WHAT TO WORK ON →
Leave the pictures out, and retype all of the material exactly as written.

DATASET ROWS →
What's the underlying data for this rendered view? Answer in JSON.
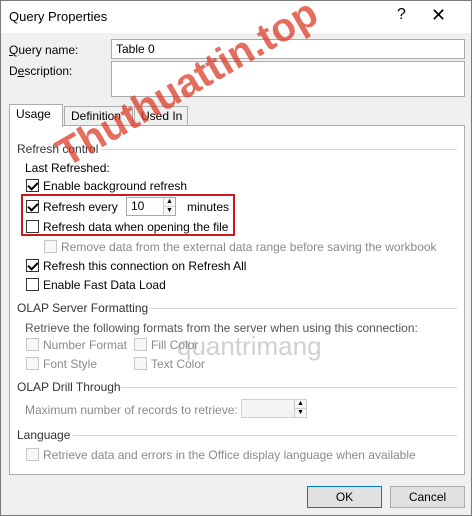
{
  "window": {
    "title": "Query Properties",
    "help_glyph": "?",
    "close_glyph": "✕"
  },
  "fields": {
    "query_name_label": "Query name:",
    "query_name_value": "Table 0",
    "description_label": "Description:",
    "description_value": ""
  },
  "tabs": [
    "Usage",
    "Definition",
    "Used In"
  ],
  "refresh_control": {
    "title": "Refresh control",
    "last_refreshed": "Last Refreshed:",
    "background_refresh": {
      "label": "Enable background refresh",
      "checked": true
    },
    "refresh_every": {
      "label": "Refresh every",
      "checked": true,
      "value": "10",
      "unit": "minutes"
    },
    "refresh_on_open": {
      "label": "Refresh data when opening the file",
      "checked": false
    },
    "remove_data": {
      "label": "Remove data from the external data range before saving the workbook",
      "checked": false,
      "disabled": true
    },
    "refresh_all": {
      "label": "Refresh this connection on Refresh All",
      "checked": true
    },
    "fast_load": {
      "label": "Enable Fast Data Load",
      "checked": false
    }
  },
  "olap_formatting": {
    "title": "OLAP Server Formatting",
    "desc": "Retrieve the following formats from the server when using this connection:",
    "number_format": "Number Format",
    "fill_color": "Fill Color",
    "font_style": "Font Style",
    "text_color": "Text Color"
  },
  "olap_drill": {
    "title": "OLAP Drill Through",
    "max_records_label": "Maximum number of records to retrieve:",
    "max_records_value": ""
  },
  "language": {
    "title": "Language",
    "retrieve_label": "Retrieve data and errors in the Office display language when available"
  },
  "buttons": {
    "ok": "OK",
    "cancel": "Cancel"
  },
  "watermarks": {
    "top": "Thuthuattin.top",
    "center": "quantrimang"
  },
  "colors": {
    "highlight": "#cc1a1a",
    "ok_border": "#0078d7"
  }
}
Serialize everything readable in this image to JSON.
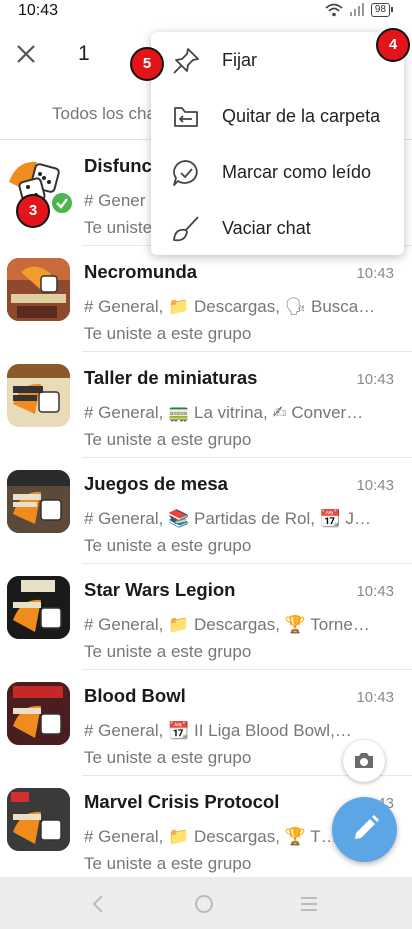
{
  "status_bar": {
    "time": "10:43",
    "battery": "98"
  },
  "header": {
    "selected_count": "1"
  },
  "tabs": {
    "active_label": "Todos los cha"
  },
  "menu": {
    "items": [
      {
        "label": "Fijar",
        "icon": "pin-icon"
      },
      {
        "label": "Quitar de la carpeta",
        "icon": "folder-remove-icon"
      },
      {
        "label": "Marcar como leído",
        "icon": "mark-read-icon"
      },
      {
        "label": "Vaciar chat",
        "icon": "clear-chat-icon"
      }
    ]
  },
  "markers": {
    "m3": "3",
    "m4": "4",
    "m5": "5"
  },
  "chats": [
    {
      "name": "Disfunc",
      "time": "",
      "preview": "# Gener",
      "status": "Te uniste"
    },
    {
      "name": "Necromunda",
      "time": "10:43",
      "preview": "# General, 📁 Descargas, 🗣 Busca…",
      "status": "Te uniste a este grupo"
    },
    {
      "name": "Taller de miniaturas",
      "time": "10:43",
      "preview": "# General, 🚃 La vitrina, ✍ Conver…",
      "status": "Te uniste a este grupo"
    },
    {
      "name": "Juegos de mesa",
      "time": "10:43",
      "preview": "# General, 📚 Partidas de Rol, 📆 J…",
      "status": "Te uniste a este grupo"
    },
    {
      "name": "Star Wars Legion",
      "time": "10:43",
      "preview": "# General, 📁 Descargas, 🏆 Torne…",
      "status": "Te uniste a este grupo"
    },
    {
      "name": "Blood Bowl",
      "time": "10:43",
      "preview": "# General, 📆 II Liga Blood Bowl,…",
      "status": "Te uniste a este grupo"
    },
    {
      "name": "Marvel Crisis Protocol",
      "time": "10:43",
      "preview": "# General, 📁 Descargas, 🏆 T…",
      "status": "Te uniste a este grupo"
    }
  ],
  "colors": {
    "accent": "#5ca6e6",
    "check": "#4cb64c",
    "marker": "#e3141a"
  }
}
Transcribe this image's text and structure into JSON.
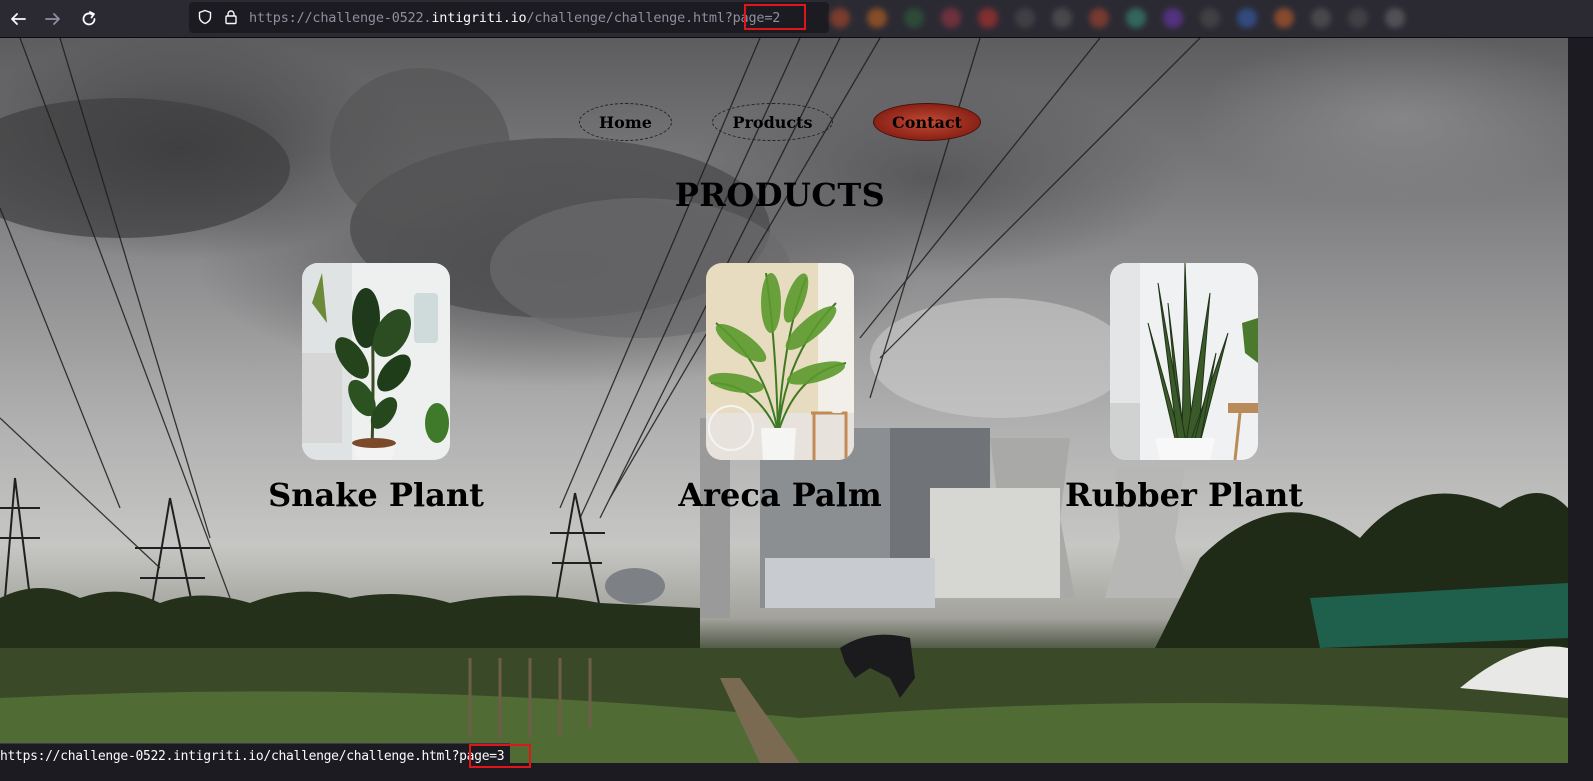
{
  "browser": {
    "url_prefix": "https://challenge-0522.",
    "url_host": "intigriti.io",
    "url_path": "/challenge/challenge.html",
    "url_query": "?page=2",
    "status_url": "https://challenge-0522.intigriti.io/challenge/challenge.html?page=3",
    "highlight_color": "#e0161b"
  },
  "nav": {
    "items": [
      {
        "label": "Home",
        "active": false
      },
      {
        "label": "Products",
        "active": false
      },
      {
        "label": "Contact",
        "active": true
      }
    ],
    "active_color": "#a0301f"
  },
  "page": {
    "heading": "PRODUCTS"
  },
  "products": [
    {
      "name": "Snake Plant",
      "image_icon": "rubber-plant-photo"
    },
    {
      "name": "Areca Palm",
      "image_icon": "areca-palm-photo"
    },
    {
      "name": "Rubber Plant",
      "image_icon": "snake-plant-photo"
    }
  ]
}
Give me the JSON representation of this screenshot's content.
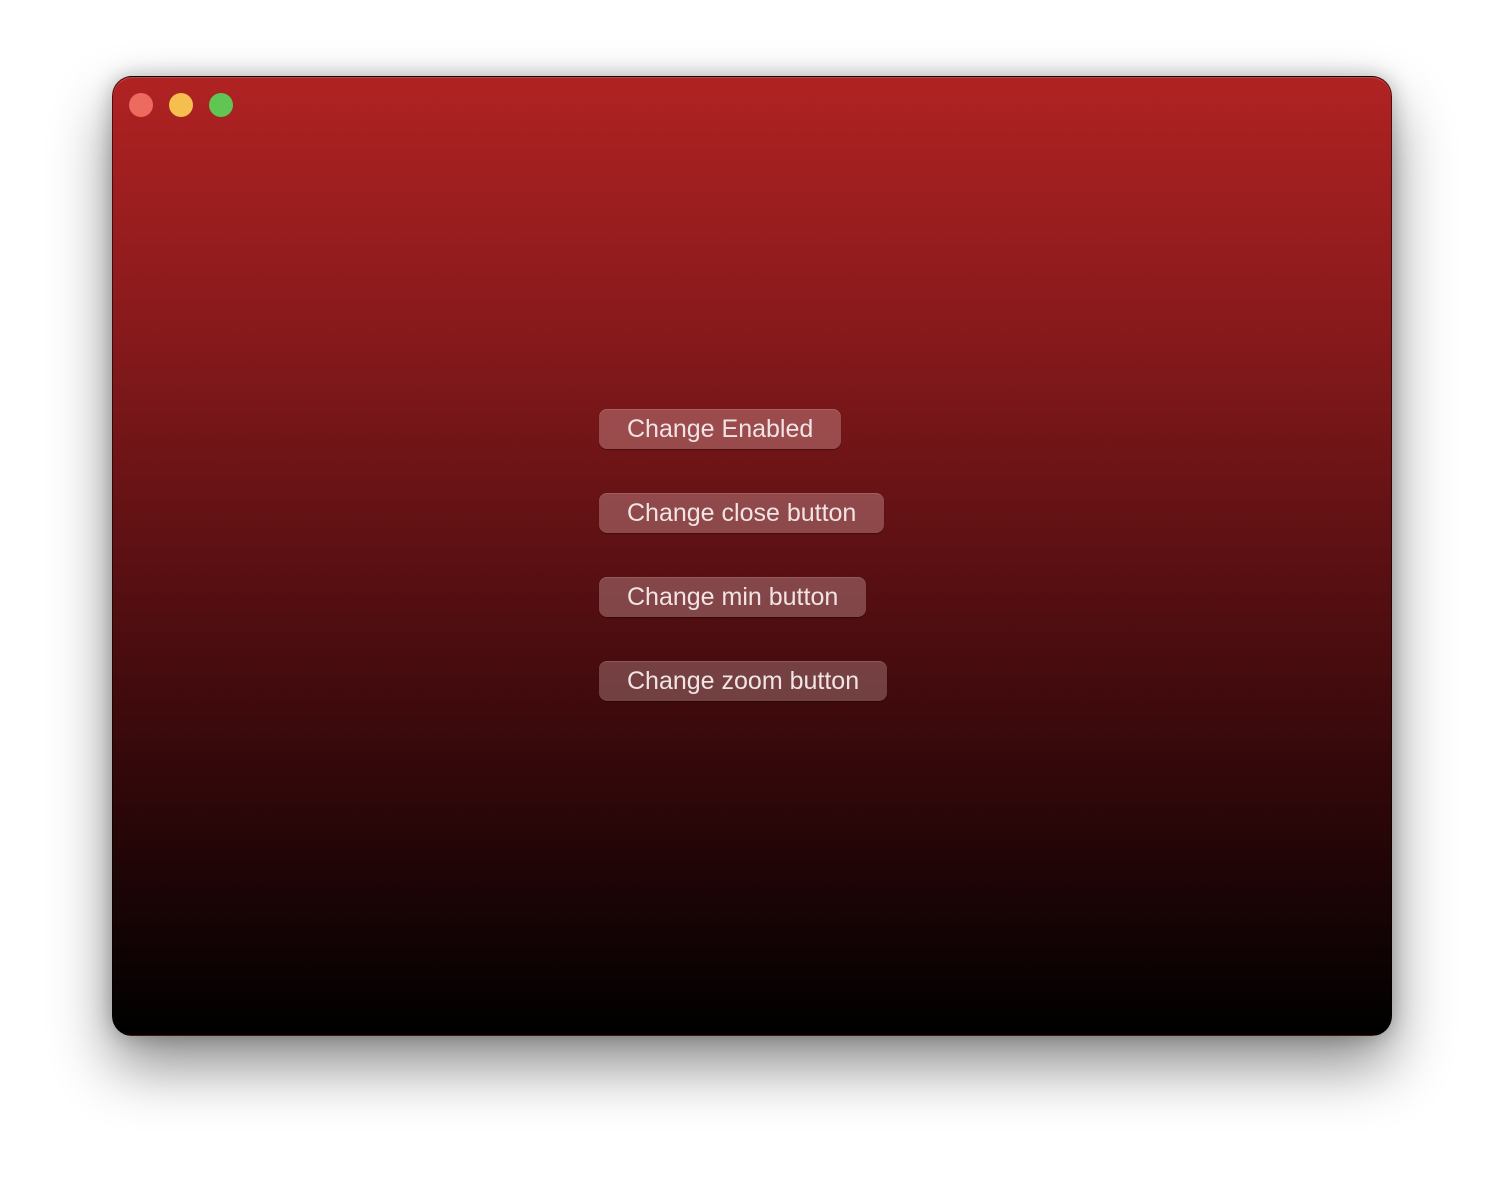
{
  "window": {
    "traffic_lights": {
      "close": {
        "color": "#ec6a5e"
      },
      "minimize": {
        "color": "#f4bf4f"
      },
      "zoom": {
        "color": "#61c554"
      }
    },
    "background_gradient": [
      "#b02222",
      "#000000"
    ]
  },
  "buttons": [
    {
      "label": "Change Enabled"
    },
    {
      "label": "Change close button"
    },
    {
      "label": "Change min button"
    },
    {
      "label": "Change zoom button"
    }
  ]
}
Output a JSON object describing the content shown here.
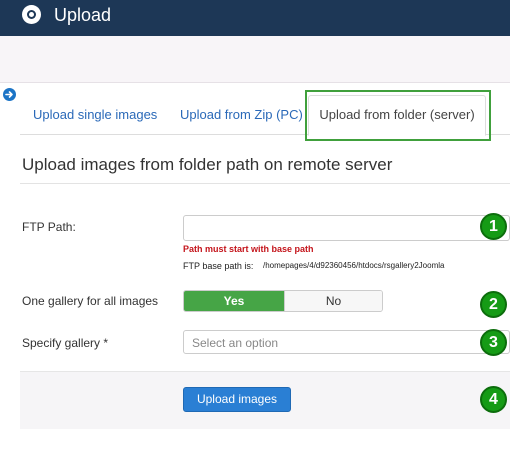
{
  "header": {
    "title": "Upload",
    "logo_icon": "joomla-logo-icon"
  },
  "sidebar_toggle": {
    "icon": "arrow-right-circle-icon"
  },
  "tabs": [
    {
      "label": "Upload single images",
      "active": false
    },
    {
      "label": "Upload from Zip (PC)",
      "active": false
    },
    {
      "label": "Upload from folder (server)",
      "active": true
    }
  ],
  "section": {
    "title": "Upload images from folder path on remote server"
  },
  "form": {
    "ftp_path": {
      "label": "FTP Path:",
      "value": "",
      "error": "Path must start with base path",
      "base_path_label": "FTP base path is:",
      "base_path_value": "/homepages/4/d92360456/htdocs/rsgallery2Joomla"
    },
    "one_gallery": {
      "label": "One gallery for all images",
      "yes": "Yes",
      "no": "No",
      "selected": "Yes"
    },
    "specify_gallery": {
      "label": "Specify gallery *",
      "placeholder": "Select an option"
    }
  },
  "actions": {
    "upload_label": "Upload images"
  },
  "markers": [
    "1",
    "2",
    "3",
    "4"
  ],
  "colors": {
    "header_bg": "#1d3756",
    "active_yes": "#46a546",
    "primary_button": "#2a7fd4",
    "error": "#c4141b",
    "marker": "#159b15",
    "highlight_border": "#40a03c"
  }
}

PROBLEM SOLUTION →
What's the underlying data for this rendered view? Answer in JSON.
{
  "window": {
    "title": "Query Properties",
    "help_glyph": "?",
    "close_glyph": "✕"
  },
  "fields": {
    "query_name_label": "Query name:",
    "query_name_value": "Table 0",
    "description_label": "Description:",
    "description_value": ""
  },
  "tabs": [
    "Usage",
    "Definition",
    "Used In"
  ],
  "refresh_control": {
    "title": "Refresh control",
    "last_refreshed": "Last Refreshed:",
    "background_refresh": {
      "label": "Enable background refresh",
      "checked": true
    },
    "refresh_every": {
      "label": "Refresh every",
      "checked": true,
      "value": "10",
      "unit": "minutes"
    },
    "refresh_on_open": {
      "label": "Refresh data when opening the file",
      "checked": false
    },
    "remove_data": {
      "label": "Remove data from the external data range before saving the workbook",
      "checked": false,
      "disabled": true
    },
    "refresh_all": {
      "label": "Refresh this connection on Refresh All",
      "checked": true
    },
    "fast_load": {
      "label": "Enable Fast Data Load",
      "checked": false
    }
  },
  "olap_formatting": {
    "title": "OLAP Server Formatting",
    "desc": "Retrieve the following formats from the server when using this connection:",
    "number_format": "Number Format",
    "fill_color": "Fill Color",
    "font_style": "Font Style",
    "text_color": "Text Color"
  },
  "olap_drill": {
    "title": "OLAP Drill Through",
    "max_records_label": "Maximum number of records to retrieve:",
    "max_records_value": ""
  },
  "language": {
    "title": "Language",
    "retrieve_label": "Retrieve data and errors in the Office display language when available"
  },
  "buttons": {
    "ok": "OK",
    "cancel": "Cancel"
  },
  "watermarks": {
    "top": "Thuthuattin.top",
    "center": "quantrimang"
  },
  "colors": {
    "highlight": "#cc1a1a",
    "ok_border": "#0078d7"
  }
}
Serialize everything readable in this image to JSON.
{
  "status_bar": {
    "time": "10:43",
    "battery": "98"
  },
  "header": {
    "selected_count": "1"
  },
  "tabs": {
    "active_label": "Todos los cha"
  },
  "menu": {
    "items": [
      {
        "label": "Fijar",
        "icon": "pin-icon"
      },
      {
        "label": "Quitar de la carpeta",
        "icon": "folder-remove-icon"
      },
      {
        "label": "Marcar como leído",
        "icon": "mark-read-icon"
      },
      {
        "label": "Vaciar chat",
        "icon": "clear-chat-icon"
      }
    ]
  },
  "markers": {
    "m3": "3",
    "m4": "4",
    "m5": "5"
  },
  "chats": [
    {
      "name": "Disfunc",
      "time": "",
      "preview": "# Gener",
      "status": "Te uniste"
    },
    {
      "name": "Necromunda",
      "time": "10:43",
      "preview": "# General, 📁 Descargas, 🗣 Busca…",
      "status": "Te uniste a este grupo"
    },
    {
      "name": "Taller de miniaturas",
      "time": "10:43",
      "preview": "# General, 🚃 La vitrina, ✍ Conver…",
      "status": "Te uniste a este grupo"
    },
    {
      "name": "Juegos de mesa",
      "time": "10:43",
      "preview": "# General, 📚 Partidas de Rol, 📆 J…",
      "status": "Te uniste a este grupo"
    },
    {
      "name": "Star Wars Legion",
      "time": "10:43",
      "preview": "# General, 📁 Descargas, 🏆 Torne…",
      "status": "Te uniste a este grupo"
    },
    {
      "name": "Blood Bowl",
      "time": "10:43",
      "preview": "# General, 📆 II Liga Blood Bowl,…",
      "status": "Te uniste a este grupo"
    },
    {
      "name": "Marvel Crisis Protocol",
      "time": "10:43",
      "preview": "# General, 📁 Descargas, 🏆 T…",
      "status": "Te uniste a este grupo"
    }
  ],
  "colors": {
    "accent": "#5ca6e6",
    "check": "#4cb64c",
    "marker": "#e3141a"
  }
}
Transcribe this image's text and structure into JSON.
{
  "browser": {
    "url_prefix": "https://challenge-0522.",
    "url_host": "intigriti.io",
    "url_path": "/challenge/challenge.html",
    "url_query": "?page=2",
    "status_url": "https://challenge-0522.intigriti.io/challenge/challenge.html?page=3",
    "highlight_color": "#e0161b"
  },
  "nav": {
    "items": [
      {
        "label": "Home",
        "active": false
      },
      {
        "label": "Products",
        "active": false
      },
      {
        "label": "Contact",
        "active": true
      }
    ],
    "active_color": "#a0301f"
  },
  "page": {
    "heading": "PRODUCTS"
  },
  "products": [
    {
      "name": "Snake Plant",
      "image_icon": "rubber-plant-photo"
    },
    {
      "name": "Areca Palm",
      "image_icon": "areca-palm-photo"
    },
    {
      "name": "Rubber Plant",
      "image_icon": "snake-plant-photo"
    }
  ]
}
Give me the JSON representation of this screenshot's content.
{
  "window": {
    "traffic_lights": {
      "close": {
        "color": "#ec6a5e"
      },
      "minimize": {
        "color": "#f4bf4f"
      },
      "zoom": {
        "color": "#61c554"
      }
    },
    "background_gradient": [
      "#b02222",
      "#000000"
    ]
  },
  "buttons": [
    {
      "label": "Change Enabled"
    },
    {
      "label": "Change close button"
    },
    {
      "label": "Change min button"
    },
    {
      "label": "Change zoom button"
    }
  ]
}
Output a JSON object describing the content shown here.
{
  "header": {
    "title": "Upload",
    "logo_icon": "joomla-logo-icon"
  },
  "sidebar_toggle": {
    "icon": "arrow-right-circle-icon"
  },
  "tabs": [
    {
      "label": "Upload single images",
      "active": false
    },
    {
      "label": "Upload from Zip (PC)",
      "active": false
    },
    {
      "label": "Upload from folder (server)",
      "active": true
    }
  ],
  "section": {
    "title": "Upload images from folder path on remote server"
  },
  "form": {
    "ftp_path": {
      "label": "FTP Path:",
      "value": "",
      "error": "Path must start with base path",
      "base_path_label": "FTP base path is:",
      "base_path_value": "/homepages/4/d92360456/htdocs/rsgallery2Joomla"
    },
    "one_gallery": {
      "label": "One gallery for all images",
      "yes": "Yes",
      "no": "No",
      "selected": "Yes"
    },
    "specify_gallery": {
      "label": "Specify gallery *",
      "placeholder": "Select an option"
    }
  },
  "actions": {
    "upload_label": "Upload images"
  },
  "markers": [
    "1",
    "2",
    "3",
    "4"
  ],
  "colors": {
    "header_bg": "#1d3756",
    "active_yes": "#46a546",
    "primary_button": "#2a7fd4",
    "error": "#c4141b",
    "marker": "#159b15",
    "highlight_border": "#40a03c"
  }
}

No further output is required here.